Required work
Review the listing and copy each line that holds the word "JSON".

The data
------------------------------------------------------------------------
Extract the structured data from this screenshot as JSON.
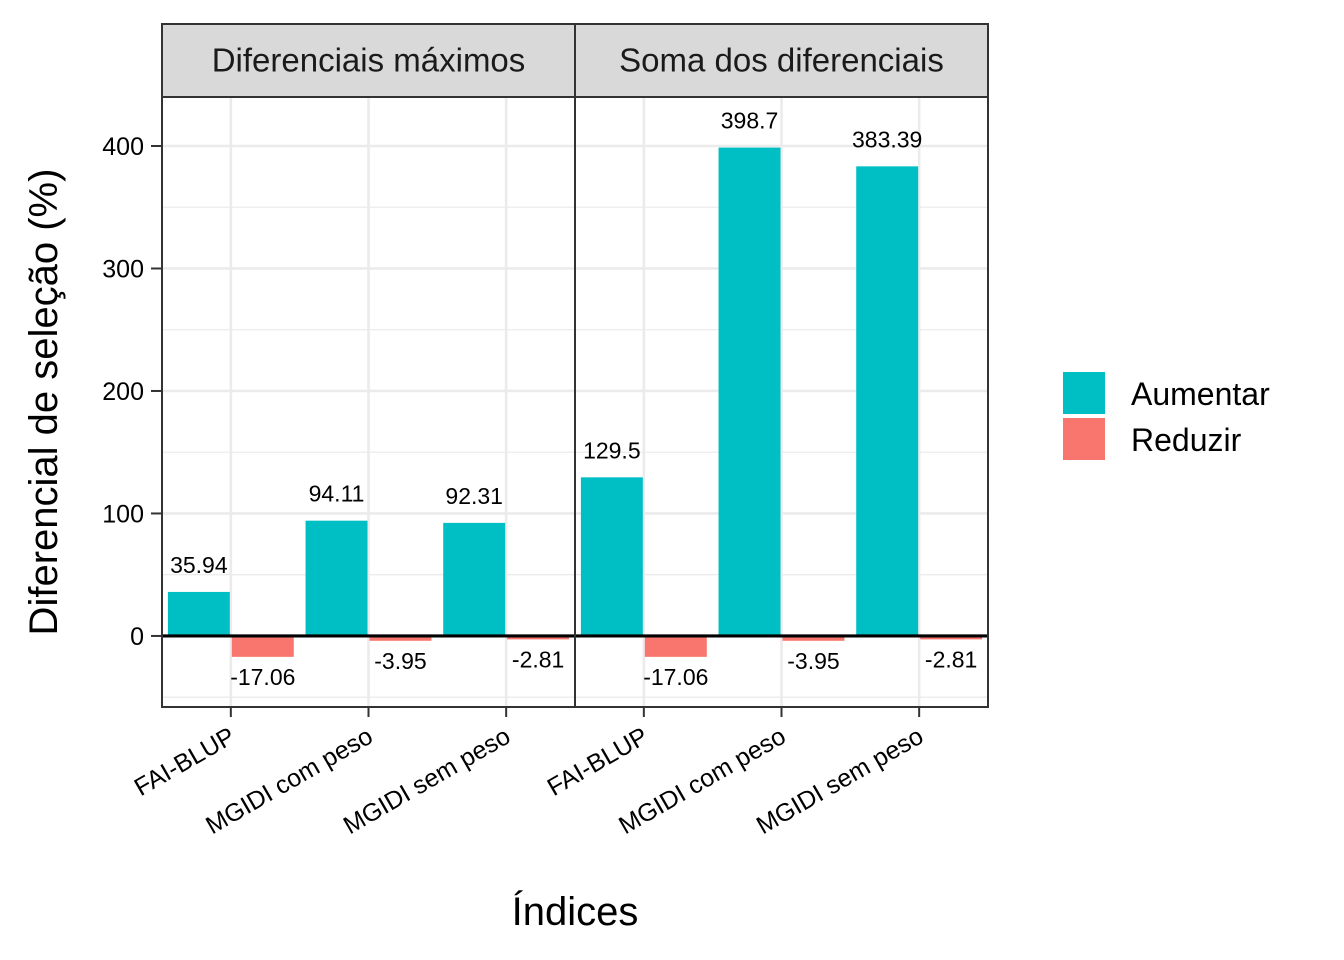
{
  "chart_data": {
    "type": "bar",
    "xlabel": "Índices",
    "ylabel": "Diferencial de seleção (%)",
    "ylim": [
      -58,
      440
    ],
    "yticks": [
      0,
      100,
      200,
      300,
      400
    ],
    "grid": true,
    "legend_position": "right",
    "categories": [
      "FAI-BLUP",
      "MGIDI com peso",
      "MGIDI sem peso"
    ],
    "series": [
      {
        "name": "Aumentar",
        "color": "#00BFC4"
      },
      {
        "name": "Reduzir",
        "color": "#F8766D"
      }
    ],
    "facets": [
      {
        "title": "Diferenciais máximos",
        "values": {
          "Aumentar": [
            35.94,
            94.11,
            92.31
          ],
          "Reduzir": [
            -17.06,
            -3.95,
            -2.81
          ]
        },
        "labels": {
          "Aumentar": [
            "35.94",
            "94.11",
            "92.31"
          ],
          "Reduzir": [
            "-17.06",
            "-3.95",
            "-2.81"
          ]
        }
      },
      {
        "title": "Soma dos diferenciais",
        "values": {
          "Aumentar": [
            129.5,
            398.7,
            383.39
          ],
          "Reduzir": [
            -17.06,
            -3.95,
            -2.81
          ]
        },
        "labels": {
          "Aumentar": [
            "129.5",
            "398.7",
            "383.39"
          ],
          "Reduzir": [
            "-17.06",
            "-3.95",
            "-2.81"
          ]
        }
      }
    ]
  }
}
------------------------------------------------------------------------
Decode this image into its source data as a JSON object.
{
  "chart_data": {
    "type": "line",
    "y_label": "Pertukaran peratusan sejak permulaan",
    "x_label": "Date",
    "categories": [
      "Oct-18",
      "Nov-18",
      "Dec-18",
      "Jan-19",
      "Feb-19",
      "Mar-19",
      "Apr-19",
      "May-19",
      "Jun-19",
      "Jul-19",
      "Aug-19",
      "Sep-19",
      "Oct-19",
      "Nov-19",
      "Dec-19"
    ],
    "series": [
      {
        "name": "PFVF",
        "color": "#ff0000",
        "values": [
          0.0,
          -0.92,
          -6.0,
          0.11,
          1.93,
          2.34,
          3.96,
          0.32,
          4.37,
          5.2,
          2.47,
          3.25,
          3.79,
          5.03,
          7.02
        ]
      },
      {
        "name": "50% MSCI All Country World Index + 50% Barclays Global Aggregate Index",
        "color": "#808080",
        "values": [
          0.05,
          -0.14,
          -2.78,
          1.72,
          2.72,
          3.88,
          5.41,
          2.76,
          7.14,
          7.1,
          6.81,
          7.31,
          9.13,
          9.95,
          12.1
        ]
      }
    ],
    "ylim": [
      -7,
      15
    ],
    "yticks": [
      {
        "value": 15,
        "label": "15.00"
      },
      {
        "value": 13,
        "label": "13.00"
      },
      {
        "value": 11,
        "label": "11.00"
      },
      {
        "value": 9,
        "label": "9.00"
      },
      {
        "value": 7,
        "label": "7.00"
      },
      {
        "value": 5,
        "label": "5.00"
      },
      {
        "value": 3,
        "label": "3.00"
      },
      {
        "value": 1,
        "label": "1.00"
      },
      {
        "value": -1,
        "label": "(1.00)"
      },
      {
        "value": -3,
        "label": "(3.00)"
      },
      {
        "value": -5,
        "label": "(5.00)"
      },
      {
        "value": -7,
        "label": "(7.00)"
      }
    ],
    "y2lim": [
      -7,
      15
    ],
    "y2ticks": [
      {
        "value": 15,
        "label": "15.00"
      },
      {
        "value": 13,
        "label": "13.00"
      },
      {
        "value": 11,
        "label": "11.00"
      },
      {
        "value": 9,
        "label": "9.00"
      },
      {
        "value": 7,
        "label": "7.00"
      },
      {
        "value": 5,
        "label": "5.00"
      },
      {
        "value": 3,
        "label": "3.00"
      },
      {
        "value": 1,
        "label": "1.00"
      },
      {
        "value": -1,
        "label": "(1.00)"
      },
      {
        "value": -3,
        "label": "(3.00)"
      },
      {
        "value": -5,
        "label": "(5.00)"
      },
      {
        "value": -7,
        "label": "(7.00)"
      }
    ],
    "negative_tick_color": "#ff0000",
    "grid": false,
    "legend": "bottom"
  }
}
------------------------------------------------------------------------
Answer to this task
Extract the structured data from this screenshot as JSON.
Decode this image into its source data as a JSON object.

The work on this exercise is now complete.